What is expected: With the pictures omitted, write out the entries that follow exactly as they stand.
[Begin Supplied material]
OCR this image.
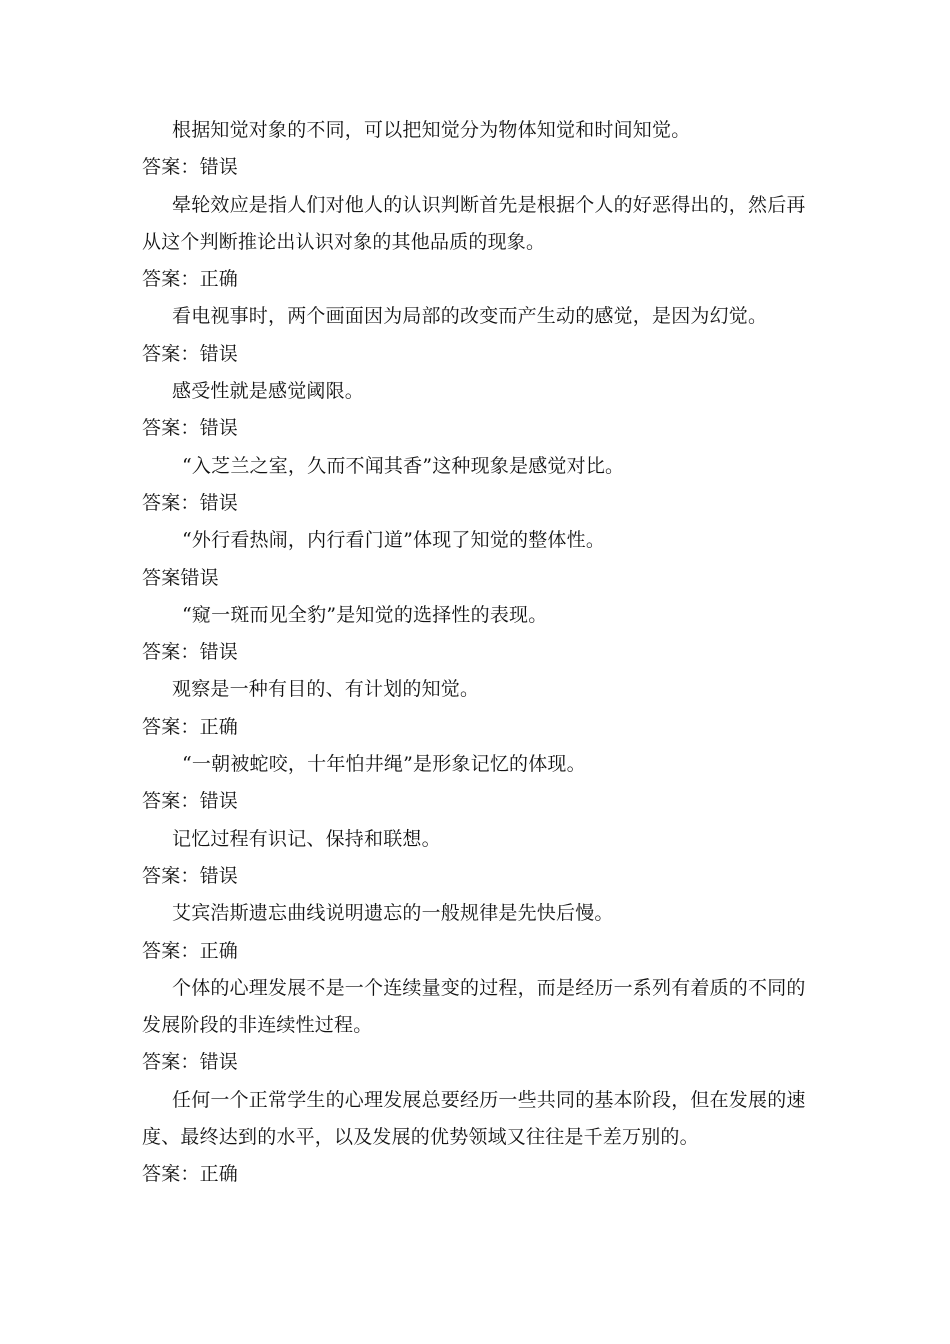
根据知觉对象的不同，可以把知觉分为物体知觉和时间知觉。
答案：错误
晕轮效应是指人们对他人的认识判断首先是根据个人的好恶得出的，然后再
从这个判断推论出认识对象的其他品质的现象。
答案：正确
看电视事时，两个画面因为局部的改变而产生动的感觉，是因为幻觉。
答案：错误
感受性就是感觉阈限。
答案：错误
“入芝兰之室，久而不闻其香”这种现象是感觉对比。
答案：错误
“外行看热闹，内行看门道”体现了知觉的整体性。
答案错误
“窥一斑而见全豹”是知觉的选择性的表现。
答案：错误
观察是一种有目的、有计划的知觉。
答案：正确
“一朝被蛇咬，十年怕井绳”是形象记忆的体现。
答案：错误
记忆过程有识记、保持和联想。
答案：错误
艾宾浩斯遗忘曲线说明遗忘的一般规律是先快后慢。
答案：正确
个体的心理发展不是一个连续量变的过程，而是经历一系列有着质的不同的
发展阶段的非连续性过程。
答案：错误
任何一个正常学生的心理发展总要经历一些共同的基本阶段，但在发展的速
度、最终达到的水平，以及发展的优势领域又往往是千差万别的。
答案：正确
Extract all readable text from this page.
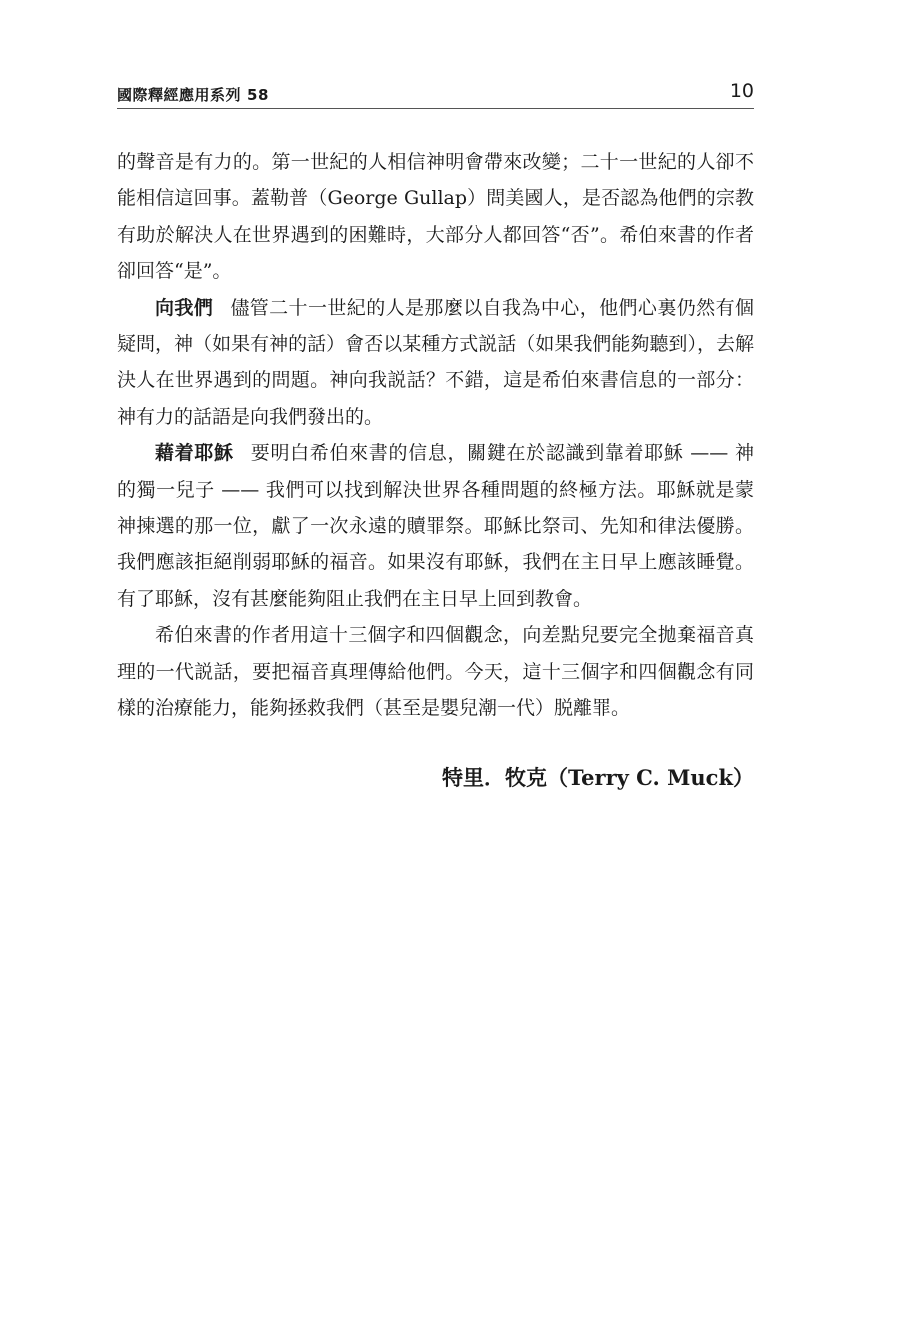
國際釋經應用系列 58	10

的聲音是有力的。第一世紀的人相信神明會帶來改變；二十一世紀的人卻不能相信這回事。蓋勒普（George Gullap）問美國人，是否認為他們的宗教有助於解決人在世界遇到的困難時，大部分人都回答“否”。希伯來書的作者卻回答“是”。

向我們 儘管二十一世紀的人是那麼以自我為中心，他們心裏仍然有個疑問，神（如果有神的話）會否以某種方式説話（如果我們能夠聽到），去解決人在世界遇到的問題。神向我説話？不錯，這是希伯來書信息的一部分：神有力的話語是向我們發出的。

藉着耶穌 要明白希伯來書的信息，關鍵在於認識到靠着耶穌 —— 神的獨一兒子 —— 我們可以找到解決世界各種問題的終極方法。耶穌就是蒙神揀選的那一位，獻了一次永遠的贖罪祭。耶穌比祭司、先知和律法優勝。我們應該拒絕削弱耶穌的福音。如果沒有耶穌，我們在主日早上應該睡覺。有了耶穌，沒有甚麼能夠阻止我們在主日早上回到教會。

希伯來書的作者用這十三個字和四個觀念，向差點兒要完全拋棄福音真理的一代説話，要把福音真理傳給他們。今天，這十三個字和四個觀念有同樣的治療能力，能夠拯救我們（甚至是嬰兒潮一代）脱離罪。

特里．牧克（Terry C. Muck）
[End Supplied material]
Result of this task:
OCR this image.
根据知觉对象的不同，可以把知觉分为物体知觉和时间知觉。
答案：错误
晕轮效应是指人们对他人的认识判断首先是根据个人的好恶得出的，然后再
从这个判断推论出认识对象的其他品质的现象。
答案：正确
看电视事时，两个画面因为局部的改变而产生动的感觉，是因为幻觉。
答案：错误
感受性就是感觉阈限。
答案：错误
“入芝兰之室，久而不闻其香”这种现象是感觉对比。
答案：错误
“外行看热闹，内行看门道”体现了知觉的整体性。
答案错误
“窥一斑而见全豹”是知觉的选择性的表现。
答案：错误
观察是一种有目的、有计划的知觉。
答案：正确
“一朝被蛇咬，十年怕井绳”是形象记忆的体现。
答案：错误
记忆过程有识记、保持和联想。
答案：错误
艾宾浩斯遗忘曲线说明遗忘的一般规律是先快后慢。
答案：正确
个体的心理发展不是一个连续量变的过程，而是经历一系列有着质的不同的
发展阶段的非连续性过程。
答案：错误
任何一个正常学生的心理发展总要经历一些共同的基本阶段，但在发展的速
度、最终达到的水平，以及发展的优势领域又往往是千差万别的。
答案：正确
Extract all readable text from this page.
國際釋經應用系列 58	10

的聲音是有力的。第一世紀的人相信神明會帶來改變；二十一世紀的人卻不能相信這回事。蓋勒普（George Gullap）問美國人，是否認為他們的宗教有助於解決人在世界遇到的困難時，大部分人都回答“否”。希伯來書的作者卻回答“是”。

向我們 儘管二十一世紀的人是那麼以自我為中心，他們心裏仍然有個疑問，神（如果有神的話）會否以某種方式説話（如果我們能夠聽到），去解決人在世界遇到的問題。神向我説話？不錯，這是希伯來書信息的一部分：神有力的話語是向我們發出的。

藉着耶穌 要明白希伯來書的信息，關鍵在於認識到靠着耶穌 —— 神的獨一兒子 —— 我們可以找到解決世界各種問題的終極方法。耶穌就是蒙神揀選的那一位，獻了一次永遠的贖罪祭。耶穌比祭司、先知和律法優勝。我們應該拒絕削弱耶穌的福音。如果沒有耶穌，我們在主日早上應該睡覺。有了耶穌，沒有甚麼能夠阻止我們在主日早上回到教會。

希伯來書的作者用這十三個字和四個觀念，向差點兒要完全拋棄福音真理的一代説話，要把福音真理傳給他們。今天，這十三個字和四個觀念有同樣的治療能力，能夠拯救我們（甚至是嬰兒潮一代）脱離罪。

特里．牧克（Terry C. Muck）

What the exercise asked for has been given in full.